— begin SUPPLIED MATERIAL —
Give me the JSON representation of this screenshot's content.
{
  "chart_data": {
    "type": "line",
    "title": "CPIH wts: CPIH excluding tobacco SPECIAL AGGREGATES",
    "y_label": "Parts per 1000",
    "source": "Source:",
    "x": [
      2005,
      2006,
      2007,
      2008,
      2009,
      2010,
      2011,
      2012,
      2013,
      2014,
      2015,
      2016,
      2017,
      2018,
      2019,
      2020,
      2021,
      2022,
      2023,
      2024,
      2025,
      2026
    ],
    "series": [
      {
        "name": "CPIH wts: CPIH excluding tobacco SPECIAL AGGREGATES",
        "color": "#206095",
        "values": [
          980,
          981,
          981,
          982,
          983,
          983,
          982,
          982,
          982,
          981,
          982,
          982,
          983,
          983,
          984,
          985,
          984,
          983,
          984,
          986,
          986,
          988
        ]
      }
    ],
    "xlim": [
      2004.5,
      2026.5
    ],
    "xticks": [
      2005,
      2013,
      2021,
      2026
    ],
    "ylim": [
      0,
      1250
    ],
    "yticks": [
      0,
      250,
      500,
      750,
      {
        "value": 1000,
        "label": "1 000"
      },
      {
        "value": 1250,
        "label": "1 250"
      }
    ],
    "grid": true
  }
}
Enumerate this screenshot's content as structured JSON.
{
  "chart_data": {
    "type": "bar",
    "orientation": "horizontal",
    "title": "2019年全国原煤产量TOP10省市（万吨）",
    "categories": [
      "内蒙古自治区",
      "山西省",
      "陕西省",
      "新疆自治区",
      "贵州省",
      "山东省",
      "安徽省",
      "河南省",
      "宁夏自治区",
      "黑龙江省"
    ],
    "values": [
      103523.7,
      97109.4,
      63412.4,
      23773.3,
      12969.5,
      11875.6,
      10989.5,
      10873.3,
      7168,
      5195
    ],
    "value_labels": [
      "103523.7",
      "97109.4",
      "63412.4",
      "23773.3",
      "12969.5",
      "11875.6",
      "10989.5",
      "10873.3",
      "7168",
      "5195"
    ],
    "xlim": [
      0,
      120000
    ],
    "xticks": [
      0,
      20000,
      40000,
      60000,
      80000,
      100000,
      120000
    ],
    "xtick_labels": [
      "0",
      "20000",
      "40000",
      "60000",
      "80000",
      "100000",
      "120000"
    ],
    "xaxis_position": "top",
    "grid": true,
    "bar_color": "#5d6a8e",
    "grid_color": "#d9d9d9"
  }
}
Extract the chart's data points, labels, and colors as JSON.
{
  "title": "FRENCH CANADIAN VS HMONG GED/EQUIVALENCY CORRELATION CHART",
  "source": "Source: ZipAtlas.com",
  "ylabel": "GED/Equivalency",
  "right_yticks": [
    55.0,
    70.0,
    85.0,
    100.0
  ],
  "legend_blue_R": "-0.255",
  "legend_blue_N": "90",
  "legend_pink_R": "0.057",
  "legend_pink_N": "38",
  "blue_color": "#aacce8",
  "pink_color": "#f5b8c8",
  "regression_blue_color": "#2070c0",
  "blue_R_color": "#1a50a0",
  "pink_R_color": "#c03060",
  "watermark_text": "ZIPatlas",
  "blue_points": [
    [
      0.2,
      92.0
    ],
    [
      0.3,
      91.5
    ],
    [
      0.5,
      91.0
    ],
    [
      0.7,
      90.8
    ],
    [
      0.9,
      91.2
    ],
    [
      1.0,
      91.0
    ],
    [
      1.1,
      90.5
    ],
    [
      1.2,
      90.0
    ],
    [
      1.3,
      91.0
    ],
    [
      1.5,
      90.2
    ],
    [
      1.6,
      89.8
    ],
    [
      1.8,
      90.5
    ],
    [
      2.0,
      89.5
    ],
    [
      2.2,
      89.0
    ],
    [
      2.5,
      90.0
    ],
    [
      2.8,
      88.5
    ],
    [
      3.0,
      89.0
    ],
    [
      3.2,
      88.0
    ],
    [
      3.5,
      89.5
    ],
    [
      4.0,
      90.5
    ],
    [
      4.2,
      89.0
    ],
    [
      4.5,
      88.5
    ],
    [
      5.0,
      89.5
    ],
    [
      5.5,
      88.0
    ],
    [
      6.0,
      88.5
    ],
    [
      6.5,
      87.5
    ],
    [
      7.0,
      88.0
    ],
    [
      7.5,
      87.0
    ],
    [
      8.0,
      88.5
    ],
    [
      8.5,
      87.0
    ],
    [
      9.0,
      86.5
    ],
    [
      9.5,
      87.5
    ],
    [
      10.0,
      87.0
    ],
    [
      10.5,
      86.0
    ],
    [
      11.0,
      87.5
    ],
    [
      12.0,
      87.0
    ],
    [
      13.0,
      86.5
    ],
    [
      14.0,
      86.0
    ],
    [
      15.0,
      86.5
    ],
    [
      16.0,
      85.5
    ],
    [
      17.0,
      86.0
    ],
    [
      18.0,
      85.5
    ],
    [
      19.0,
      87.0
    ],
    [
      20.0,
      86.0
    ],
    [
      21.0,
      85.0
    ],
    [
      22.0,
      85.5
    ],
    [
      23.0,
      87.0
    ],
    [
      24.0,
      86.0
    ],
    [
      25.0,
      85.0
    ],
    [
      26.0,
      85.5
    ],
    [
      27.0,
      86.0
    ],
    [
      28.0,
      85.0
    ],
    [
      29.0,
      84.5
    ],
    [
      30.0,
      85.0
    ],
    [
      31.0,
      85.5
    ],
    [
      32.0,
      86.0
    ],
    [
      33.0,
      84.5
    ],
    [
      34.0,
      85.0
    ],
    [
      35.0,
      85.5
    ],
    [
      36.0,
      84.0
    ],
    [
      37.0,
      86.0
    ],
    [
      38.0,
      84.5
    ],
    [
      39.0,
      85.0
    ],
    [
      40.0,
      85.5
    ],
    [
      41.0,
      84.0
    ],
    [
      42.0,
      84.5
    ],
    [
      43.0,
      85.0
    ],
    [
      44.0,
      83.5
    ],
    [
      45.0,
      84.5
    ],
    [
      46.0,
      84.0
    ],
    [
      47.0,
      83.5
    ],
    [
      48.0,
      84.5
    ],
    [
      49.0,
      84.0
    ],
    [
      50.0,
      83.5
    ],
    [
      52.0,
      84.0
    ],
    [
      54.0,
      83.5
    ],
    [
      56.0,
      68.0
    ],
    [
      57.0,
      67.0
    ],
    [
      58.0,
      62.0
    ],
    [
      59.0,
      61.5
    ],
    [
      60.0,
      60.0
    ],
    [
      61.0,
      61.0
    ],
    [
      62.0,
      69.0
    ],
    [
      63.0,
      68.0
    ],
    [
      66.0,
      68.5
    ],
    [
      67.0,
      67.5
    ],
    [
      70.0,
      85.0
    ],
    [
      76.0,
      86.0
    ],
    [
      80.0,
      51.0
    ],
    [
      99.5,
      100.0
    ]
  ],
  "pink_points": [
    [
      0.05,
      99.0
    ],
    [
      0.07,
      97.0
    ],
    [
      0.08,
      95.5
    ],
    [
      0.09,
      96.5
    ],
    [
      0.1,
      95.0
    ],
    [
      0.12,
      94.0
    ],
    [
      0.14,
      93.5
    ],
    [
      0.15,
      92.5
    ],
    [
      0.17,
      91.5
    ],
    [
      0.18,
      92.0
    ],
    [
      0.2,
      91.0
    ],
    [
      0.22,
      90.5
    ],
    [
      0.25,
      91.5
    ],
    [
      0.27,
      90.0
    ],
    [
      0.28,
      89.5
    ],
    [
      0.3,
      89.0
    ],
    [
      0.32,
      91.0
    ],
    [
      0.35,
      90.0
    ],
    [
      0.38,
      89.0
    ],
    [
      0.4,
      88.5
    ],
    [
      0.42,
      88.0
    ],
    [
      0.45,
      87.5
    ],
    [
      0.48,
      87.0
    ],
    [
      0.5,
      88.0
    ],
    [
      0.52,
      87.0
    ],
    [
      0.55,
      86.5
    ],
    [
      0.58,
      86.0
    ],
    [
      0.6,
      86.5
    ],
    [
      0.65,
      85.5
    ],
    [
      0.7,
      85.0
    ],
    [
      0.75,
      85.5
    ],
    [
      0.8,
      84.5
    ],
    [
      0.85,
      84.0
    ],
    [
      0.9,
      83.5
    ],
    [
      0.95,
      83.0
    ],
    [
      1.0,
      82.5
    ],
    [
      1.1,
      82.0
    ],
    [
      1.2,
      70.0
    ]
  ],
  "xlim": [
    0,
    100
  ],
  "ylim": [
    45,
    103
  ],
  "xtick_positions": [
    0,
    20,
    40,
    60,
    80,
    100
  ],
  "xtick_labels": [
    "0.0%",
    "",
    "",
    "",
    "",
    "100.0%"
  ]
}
— end SUPPLIED MATERIAL —
DESCRIPTION OF THE TASK —
Provide the number of lines in the entries that include "content", and no other text.

SOLUTION FOR THIS PROBLEM —
2